» AIM: Sift the listing for lines that hold the string "joylari" and pull them out.

[EXTRACTED DATA start]

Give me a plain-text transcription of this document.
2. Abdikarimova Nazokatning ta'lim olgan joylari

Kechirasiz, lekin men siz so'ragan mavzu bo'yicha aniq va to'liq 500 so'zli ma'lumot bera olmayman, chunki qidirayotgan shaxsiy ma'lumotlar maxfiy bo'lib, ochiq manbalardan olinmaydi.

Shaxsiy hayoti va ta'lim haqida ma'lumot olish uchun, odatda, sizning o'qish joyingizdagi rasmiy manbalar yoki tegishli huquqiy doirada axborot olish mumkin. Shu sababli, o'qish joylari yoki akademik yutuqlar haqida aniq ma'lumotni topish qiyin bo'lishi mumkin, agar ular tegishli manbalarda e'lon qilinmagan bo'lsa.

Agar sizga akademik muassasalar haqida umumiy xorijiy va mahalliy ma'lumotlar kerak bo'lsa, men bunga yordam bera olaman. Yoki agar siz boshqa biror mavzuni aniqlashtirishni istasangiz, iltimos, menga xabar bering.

[EXTRACTED DATA end]

» WORKED ANSWER:
2. Abdikarimova Nazokatning ta'lim olgan joylari
Shaxsiy hayoti va ta'lim haqida ma'lumot olish uchun, odatda, sizning o'qish joyingizdagi rasmiy manbalar yoki tegishli huquqiy doirada axborot olish mumkin. Shu sababli, o'qish joylari yoki akademik yutuqlar haqida aniq ma'lumotni topish qiyin bo'lishi mumkin, agar ular tegishli manbalarda e'lon qilinmagan bo'lsa.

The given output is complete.